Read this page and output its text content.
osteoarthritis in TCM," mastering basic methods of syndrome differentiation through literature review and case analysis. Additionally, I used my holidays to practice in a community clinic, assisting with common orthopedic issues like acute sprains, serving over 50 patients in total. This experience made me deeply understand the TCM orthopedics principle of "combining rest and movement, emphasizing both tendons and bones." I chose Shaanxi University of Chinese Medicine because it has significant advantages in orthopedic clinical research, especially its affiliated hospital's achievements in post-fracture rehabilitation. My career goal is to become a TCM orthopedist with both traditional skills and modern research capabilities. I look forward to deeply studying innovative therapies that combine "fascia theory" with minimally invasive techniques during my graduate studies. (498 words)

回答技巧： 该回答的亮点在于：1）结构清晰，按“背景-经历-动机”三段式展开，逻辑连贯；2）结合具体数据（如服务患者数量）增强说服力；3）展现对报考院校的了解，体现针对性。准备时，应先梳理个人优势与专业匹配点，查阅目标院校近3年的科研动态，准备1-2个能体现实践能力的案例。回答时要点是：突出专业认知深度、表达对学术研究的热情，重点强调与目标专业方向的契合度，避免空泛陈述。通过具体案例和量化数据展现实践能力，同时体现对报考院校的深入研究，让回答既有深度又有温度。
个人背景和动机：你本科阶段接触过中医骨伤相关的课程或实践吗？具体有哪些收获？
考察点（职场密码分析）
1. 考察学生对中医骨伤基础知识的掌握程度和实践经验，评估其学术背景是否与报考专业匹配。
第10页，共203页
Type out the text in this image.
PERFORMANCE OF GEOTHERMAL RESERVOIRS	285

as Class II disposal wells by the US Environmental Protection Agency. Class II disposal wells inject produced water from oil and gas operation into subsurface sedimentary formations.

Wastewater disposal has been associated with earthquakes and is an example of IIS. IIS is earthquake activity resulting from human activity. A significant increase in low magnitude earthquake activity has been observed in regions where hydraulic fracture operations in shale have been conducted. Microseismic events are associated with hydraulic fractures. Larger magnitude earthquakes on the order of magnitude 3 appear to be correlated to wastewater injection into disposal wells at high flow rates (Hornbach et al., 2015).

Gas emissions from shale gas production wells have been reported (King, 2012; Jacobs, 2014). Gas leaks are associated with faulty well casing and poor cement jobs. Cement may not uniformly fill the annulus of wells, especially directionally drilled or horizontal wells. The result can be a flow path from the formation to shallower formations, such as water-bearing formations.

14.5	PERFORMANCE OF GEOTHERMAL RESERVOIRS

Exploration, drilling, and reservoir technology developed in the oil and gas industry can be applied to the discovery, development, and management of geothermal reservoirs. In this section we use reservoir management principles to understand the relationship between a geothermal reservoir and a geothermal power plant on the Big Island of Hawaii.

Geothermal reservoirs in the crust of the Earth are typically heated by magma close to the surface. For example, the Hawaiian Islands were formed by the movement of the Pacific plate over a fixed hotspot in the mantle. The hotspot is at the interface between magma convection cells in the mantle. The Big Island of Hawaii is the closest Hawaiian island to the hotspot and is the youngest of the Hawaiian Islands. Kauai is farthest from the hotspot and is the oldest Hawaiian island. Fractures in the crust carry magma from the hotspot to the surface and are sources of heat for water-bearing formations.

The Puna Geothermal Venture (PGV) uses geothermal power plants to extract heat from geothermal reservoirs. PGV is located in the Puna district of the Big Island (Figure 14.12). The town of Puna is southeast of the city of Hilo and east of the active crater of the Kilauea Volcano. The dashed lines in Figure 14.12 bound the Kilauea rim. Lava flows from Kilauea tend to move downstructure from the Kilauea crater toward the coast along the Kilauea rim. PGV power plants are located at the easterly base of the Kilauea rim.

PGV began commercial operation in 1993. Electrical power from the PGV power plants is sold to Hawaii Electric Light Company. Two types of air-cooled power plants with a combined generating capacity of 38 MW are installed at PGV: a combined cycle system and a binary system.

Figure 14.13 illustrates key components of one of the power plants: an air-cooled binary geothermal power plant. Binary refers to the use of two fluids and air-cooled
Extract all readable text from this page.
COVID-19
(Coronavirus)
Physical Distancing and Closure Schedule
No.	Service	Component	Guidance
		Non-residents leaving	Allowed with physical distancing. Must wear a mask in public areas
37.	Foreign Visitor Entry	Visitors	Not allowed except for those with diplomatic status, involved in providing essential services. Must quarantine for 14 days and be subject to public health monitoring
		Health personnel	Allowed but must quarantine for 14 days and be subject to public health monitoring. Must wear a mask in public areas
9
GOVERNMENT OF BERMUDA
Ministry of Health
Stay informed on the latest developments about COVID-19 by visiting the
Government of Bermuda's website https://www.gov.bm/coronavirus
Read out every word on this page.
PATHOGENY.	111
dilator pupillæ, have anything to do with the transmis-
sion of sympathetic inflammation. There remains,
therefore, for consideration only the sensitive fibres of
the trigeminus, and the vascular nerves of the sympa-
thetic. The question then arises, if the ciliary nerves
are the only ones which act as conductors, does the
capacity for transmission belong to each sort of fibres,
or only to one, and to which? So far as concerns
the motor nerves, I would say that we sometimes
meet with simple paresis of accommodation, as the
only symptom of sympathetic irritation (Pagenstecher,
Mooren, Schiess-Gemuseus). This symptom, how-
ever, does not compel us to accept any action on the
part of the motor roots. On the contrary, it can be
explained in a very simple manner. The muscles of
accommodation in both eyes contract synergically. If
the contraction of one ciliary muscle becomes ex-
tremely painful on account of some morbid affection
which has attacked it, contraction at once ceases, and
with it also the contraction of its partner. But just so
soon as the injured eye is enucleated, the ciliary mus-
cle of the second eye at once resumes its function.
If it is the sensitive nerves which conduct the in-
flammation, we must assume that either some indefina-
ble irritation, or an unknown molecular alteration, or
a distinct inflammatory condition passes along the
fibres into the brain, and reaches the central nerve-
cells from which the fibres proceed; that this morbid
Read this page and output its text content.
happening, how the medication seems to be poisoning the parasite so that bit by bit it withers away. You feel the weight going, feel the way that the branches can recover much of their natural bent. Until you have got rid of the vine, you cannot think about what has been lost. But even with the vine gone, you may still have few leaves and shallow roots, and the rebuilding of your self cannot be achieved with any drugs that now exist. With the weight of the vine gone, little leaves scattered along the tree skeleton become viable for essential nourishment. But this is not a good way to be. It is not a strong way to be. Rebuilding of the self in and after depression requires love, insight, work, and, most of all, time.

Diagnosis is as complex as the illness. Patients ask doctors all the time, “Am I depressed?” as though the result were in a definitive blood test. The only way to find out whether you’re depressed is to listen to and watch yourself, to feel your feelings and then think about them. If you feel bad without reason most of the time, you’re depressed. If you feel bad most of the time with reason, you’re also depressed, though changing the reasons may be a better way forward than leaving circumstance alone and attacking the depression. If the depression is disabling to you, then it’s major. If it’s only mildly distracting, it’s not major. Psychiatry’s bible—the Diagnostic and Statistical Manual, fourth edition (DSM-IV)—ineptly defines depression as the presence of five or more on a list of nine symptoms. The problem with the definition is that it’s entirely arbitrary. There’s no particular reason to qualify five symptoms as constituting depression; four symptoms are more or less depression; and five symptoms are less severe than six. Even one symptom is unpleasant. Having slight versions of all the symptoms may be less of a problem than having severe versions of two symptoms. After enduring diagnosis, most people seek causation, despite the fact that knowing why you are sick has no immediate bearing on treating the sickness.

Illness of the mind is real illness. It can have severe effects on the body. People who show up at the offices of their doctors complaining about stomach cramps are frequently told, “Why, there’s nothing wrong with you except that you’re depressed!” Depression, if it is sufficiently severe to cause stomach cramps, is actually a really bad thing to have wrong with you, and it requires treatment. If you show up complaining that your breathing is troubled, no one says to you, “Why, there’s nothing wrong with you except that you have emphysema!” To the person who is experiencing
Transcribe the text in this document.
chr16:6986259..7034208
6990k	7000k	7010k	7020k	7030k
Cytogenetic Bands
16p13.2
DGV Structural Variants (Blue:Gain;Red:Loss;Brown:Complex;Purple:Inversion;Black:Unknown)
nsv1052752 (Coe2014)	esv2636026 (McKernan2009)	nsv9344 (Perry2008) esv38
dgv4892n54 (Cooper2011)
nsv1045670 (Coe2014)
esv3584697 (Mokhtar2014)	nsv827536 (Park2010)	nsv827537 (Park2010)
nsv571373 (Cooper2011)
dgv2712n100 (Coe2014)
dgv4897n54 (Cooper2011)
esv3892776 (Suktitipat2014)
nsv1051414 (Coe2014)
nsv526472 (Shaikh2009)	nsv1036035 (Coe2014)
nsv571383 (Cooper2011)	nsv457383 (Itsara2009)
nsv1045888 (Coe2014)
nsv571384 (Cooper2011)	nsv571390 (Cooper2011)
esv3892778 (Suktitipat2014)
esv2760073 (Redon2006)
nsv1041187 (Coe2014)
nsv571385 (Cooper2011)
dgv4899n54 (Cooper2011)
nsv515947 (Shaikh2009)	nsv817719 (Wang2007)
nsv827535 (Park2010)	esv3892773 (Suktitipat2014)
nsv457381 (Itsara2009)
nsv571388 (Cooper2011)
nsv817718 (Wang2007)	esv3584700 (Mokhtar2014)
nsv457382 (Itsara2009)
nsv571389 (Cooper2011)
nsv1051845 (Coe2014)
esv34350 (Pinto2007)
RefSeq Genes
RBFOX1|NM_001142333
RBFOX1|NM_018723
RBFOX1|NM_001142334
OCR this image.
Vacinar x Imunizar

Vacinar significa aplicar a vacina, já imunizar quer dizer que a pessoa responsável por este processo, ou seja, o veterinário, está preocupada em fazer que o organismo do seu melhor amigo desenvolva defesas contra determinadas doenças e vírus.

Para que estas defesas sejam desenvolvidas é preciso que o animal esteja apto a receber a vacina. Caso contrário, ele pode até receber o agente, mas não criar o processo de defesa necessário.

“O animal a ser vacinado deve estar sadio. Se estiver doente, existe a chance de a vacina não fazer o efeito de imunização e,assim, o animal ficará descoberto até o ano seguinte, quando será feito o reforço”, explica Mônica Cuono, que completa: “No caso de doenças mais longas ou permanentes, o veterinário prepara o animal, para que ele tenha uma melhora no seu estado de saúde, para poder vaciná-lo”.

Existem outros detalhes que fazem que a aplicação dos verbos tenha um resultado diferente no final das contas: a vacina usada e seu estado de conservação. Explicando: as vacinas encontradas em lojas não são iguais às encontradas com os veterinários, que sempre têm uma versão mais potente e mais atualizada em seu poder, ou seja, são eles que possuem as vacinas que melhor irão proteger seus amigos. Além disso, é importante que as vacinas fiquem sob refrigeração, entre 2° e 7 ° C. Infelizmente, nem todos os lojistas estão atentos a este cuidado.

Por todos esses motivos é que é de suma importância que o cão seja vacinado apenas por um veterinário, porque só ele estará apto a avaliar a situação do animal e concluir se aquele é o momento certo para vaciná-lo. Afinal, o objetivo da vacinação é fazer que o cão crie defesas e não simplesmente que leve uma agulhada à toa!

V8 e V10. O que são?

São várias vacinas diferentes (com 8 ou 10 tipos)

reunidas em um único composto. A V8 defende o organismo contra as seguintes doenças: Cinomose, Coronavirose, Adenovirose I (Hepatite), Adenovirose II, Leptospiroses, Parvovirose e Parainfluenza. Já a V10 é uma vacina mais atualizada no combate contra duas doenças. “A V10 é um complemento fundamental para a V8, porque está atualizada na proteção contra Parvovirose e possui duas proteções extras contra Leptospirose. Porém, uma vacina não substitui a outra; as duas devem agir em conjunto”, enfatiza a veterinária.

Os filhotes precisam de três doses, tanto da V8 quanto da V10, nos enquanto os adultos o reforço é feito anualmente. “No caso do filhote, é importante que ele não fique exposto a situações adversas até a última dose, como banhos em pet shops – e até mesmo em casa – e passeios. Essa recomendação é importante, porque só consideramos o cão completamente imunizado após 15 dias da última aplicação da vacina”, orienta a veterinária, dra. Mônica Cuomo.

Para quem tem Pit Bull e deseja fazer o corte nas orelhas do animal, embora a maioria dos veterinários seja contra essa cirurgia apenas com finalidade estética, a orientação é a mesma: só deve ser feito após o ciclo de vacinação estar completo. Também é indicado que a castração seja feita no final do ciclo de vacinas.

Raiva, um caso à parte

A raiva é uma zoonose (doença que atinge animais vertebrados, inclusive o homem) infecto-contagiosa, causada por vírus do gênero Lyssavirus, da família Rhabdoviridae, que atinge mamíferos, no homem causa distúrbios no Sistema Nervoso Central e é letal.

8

-------

- _Task instructions_: What is needed is every line from the data above that includes the string "sympathetic", copied out.

- _Response for this exercise_:
sion of sympathetic inflammation. There remains,
only symptom of sympathetic irritation (Pagenstecher,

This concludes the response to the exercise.